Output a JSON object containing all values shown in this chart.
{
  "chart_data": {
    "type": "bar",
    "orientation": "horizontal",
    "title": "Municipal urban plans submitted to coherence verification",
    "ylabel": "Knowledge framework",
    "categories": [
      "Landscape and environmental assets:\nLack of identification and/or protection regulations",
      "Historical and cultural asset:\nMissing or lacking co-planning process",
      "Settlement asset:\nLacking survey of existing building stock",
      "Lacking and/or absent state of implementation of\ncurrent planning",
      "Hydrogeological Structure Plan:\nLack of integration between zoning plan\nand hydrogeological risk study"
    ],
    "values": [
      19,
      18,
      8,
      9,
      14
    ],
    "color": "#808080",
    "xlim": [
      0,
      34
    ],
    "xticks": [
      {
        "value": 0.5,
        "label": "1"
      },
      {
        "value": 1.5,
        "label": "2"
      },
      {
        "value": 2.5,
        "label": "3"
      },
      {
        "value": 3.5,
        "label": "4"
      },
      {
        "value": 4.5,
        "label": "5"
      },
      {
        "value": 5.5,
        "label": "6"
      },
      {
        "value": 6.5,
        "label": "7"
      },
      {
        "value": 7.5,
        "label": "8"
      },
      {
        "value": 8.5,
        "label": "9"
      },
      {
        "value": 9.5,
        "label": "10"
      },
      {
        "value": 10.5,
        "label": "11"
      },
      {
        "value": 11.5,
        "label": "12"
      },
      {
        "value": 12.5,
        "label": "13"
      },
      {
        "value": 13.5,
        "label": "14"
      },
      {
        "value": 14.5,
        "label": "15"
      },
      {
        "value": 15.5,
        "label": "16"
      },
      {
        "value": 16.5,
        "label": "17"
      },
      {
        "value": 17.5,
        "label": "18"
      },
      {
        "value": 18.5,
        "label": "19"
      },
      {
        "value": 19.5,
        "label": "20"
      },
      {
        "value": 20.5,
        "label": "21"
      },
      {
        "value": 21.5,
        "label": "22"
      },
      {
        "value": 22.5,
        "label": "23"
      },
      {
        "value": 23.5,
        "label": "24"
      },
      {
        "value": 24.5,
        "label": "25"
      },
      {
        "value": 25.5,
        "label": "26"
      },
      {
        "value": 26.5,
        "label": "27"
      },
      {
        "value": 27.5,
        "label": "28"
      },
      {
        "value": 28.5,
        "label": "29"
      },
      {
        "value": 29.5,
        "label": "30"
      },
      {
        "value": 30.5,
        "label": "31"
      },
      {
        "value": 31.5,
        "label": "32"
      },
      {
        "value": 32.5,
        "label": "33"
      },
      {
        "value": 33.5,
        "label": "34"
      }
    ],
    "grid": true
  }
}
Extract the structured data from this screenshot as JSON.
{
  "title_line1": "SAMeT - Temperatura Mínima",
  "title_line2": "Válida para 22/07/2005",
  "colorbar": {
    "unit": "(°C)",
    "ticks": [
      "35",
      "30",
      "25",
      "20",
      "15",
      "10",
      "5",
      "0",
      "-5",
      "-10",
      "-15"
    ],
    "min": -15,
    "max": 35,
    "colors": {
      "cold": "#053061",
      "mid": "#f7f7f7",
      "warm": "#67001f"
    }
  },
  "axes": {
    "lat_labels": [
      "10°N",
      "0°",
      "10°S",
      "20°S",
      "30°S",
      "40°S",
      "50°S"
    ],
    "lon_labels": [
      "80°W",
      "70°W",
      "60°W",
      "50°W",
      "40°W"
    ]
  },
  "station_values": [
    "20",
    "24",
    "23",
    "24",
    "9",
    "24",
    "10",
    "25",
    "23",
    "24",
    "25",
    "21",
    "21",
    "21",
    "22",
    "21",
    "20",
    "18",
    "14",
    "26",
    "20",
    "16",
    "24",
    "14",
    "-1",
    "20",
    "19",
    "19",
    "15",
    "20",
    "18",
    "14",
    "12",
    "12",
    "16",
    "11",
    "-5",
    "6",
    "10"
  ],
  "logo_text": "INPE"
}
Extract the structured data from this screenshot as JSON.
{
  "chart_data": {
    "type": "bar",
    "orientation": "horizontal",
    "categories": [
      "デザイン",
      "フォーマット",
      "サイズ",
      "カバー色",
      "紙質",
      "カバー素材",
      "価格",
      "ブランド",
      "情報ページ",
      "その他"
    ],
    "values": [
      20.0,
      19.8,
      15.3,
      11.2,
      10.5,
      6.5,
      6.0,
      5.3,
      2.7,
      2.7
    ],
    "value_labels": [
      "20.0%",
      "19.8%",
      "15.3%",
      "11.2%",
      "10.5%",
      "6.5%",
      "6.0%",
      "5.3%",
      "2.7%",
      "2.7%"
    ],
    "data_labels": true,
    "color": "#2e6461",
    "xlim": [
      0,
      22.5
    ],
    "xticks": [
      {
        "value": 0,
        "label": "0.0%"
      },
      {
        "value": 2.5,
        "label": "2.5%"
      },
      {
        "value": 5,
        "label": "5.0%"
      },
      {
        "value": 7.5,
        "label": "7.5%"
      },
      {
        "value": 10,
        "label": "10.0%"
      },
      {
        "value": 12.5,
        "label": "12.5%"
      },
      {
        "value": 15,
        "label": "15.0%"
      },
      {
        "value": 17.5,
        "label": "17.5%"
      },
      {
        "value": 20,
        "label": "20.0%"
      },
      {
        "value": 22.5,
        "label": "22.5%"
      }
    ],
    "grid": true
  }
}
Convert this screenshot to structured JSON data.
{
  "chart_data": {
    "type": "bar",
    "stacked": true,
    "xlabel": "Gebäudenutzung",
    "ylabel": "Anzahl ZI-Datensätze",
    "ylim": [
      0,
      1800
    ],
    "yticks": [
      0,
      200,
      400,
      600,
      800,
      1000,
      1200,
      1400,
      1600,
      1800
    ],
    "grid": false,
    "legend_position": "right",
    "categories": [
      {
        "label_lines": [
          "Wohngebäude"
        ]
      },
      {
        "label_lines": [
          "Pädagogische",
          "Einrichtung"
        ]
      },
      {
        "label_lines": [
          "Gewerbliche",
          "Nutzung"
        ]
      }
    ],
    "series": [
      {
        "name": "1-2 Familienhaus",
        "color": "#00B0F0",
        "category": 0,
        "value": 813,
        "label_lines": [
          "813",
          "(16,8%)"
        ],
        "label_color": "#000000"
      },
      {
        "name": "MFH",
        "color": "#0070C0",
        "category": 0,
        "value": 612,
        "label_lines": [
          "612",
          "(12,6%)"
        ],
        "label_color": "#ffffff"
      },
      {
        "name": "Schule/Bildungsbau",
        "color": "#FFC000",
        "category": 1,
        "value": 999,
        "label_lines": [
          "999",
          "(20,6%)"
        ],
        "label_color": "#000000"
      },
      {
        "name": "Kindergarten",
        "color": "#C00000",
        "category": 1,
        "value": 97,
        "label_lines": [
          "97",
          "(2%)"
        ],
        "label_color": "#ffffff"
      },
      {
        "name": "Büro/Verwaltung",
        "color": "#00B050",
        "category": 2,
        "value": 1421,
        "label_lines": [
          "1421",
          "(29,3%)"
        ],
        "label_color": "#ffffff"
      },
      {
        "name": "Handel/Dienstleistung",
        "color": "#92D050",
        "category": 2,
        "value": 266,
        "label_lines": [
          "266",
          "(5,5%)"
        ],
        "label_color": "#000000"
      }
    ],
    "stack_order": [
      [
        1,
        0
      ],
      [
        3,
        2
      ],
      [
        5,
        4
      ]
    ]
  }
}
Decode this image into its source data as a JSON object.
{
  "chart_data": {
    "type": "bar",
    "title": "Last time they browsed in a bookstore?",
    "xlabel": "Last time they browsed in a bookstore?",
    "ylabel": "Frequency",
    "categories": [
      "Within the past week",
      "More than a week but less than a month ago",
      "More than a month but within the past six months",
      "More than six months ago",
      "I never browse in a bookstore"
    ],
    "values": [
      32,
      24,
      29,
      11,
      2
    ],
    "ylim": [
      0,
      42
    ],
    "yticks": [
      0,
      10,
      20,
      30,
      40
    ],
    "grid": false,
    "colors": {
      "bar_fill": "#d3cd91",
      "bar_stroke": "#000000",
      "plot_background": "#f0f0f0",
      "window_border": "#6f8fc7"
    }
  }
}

☆ ☆ ☆ ☆ ☆

= Task prompt =
Return each full line of the entries that contains the word "they".

= Completed exercise =
    "title": "Last time they browsed in a bookstore?",
    "xlabel": "Last time they browsed in a bookstore?",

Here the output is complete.